* begin *
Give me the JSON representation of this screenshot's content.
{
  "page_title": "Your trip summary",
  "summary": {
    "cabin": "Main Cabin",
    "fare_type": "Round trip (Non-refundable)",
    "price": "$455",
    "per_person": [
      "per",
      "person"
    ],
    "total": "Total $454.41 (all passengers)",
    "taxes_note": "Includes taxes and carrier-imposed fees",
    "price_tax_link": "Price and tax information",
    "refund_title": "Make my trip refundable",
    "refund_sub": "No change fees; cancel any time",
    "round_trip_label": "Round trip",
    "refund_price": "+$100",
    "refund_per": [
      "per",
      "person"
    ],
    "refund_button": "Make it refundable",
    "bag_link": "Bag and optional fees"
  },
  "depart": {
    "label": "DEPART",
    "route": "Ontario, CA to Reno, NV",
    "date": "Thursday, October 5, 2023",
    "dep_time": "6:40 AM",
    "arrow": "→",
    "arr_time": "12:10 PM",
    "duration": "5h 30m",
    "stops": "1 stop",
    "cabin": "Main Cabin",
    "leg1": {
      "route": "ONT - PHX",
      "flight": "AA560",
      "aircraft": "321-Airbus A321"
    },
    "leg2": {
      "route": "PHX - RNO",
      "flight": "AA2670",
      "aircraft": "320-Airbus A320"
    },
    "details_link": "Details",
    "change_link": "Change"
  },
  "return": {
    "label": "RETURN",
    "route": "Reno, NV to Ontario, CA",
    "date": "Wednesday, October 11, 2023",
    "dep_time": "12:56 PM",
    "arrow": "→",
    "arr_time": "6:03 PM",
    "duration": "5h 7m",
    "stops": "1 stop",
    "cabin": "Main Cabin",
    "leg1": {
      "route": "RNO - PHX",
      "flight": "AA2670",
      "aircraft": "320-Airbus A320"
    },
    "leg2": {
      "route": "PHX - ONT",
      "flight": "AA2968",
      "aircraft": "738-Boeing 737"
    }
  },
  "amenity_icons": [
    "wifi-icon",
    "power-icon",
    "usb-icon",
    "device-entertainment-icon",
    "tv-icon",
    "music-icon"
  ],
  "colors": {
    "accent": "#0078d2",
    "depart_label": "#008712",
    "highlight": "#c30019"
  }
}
* end *
Task objective: Write the listing out again, exactly as it reads.

Solution for this exercise:
Give me the JSON representation of this screenshot's content.
{
  "page_title": "Your trip summary",
  "summary": {
    "cabin": "Main Cabin",
    "fare_type": "Round trip (Non-refundable)",
    "price": "$455",
    "per_person": [
      "per",
      "person"
    ],
    "total": "Total $454.41 (all passengers)",
    "taxes_note": "Includes taxes and carrier-imposed fees",
    "price_tax_link": "Price and tax information",
    "refund_title": "Make my trip refundable",
    "refund_sub": "No change fees; cancel any time",
    "round_trip_label": "Round trip",
    "refund_price": "+$100",
    "refund_per": [
      "per",
      "person"
    ],
    "refund_button": "Make it refundable",
    "bag_link": "Bag and optional fees"
  },
  "depart": {
    "label": "DEPART",
    "route": "Ontario, CA to Reno, NV",
    "date": "Thursday, October 5, 2023",
    "dep_time": "6:40 AM",
    "arrow": "→",
    "arr_time": "12:10 PM",
    "duration": "5h 30m",
    "stops": "1 stop",
    "cabin": "Main Cabin",
    "leg1": {
      "route": "ONT - PHX",
      "flight": "AA560",
      "aircraft": "321-Airbus A321"
    },
    "leg2": {
      "route": "PHX - RNO",
      "flight": "AA2670",
      "aircraft": "320-Airbus A320"
    },
    "details_link": "Details",
    "change_link": "Change"
  },
  "return": {
    "label": "RETURN",
    "route": "Reno, NV to Ontario, CA",
    "date": "Wednesday, October 11, 2023",
    "dep_time": "12:56 PM",
    "arrow": "→",
    "arr_time": "6:03 PM",
    "duration": "5h 7m",
    "stops": "1 stop",
    "cabin": "Main Cabin",
    "leg1": {
      "route": "RNO - PHX",
      "flight": "AA2670",
      "aircraft": "320-Airbus A320"
    },
    "leg2": {
      "route": "PHX - ONT",
      "flight": "AA2968",
      "aircraft": "738-Boeing 737"
    }
  },
  "amenity_icons": [
    "wifi-icon",
    "power-icon",
    "usb-icon",
    "device-entertainment-icon",
    "tv-icon",
    "music-icon"
  ],
  "colors": {
    "accent": "#0078d2",
    "depart_label": "#008712",
    "highlight": "#c30019"
  }
}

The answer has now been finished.